* TASK BRIEF
Search the material and gather each line with "выглядит" in it.
........
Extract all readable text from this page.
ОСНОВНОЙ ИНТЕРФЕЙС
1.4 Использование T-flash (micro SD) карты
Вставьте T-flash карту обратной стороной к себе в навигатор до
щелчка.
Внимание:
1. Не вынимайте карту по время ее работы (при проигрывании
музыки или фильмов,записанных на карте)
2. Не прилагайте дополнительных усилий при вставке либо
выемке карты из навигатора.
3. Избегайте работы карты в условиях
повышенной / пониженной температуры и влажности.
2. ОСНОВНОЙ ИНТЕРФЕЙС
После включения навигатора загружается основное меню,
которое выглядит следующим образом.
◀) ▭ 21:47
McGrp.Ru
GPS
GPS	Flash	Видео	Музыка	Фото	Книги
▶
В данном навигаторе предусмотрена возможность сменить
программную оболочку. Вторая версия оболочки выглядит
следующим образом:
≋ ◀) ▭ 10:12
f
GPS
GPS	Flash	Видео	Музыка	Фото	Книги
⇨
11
........
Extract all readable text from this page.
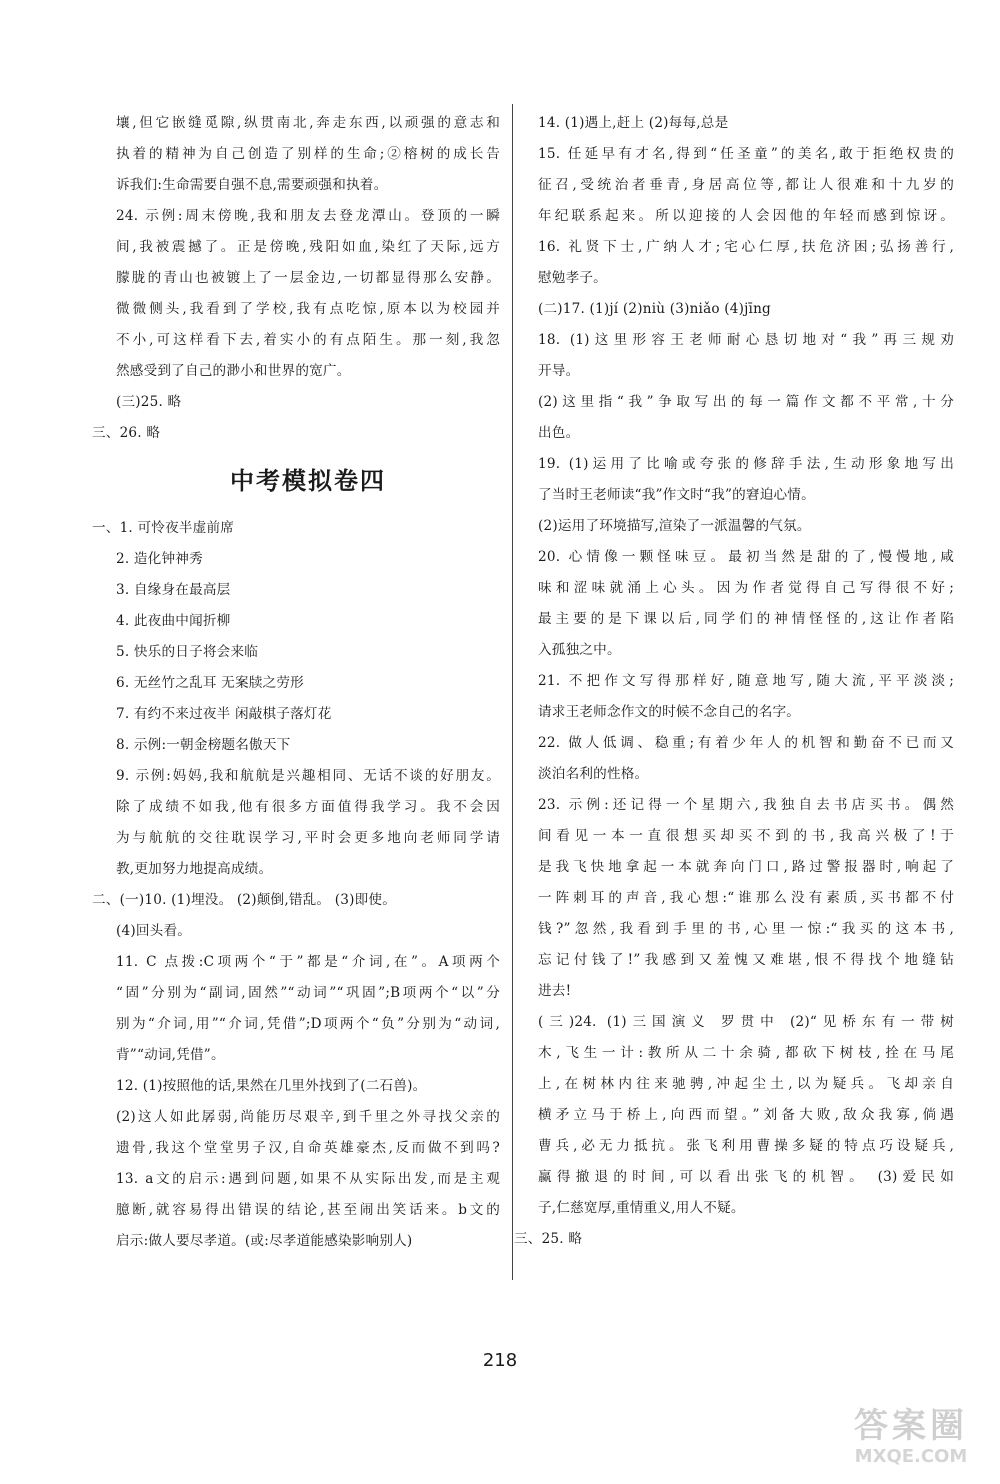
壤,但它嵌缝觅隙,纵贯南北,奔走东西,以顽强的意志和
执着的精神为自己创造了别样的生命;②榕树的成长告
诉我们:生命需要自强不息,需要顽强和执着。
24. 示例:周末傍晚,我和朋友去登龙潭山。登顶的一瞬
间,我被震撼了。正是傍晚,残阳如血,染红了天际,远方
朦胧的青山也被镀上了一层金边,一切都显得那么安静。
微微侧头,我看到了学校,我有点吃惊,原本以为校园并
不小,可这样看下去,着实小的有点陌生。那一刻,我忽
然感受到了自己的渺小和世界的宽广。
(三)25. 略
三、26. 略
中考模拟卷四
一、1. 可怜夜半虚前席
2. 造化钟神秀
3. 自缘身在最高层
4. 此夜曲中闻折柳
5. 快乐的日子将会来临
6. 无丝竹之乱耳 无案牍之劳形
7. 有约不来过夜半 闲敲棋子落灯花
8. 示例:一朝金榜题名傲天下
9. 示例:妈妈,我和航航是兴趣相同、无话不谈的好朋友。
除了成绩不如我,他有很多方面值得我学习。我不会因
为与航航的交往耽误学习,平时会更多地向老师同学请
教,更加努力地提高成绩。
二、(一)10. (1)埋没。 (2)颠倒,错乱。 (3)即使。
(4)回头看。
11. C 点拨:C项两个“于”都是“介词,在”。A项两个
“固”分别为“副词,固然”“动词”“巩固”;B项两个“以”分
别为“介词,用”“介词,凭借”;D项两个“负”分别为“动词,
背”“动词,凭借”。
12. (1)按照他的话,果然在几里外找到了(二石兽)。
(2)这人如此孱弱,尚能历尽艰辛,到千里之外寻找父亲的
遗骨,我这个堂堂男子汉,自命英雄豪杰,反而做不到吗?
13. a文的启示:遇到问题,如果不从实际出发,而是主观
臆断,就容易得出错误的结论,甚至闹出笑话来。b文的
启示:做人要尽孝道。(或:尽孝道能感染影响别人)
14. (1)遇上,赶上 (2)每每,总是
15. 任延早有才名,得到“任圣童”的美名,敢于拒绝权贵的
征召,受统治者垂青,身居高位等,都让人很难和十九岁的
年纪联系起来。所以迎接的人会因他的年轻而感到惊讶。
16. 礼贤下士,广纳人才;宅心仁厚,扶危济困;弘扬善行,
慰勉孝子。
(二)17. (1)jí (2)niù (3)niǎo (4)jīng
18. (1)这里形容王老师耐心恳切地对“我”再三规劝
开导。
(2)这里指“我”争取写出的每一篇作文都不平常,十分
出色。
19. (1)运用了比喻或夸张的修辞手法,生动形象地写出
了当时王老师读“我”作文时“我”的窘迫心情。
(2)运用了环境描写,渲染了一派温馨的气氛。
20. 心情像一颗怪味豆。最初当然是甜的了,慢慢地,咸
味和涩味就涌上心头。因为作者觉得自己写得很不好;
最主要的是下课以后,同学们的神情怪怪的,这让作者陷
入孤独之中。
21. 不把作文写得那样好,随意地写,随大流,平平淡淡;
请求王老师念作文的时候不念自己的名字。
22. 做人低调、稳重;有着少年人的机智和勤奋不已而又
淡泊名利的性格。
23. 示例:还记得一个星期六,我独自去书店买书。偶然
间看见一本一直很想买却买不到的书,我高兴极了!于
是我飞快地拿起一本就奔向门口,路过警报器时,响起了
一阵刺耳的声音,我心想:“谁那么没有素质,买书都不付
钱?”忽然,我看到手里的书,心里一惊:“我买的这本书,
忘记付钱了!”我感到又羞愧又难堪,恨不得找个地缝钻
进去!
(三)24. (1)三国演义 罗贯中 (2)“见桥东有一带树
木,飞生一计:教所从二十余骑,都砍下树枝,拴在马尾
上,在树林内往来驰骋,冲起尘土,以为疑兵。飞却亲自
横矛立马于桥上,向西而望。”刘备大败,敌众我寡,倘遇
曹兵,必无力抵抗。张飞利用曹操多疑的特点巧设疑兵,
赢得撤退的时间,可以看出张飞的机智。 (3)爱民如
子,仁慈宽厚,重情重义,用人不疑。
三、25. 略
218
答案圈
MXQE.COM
........
* RESULT BELOW
которое выглядит следующим образом.
программную оболочку. Вторая версия оболочки выглядит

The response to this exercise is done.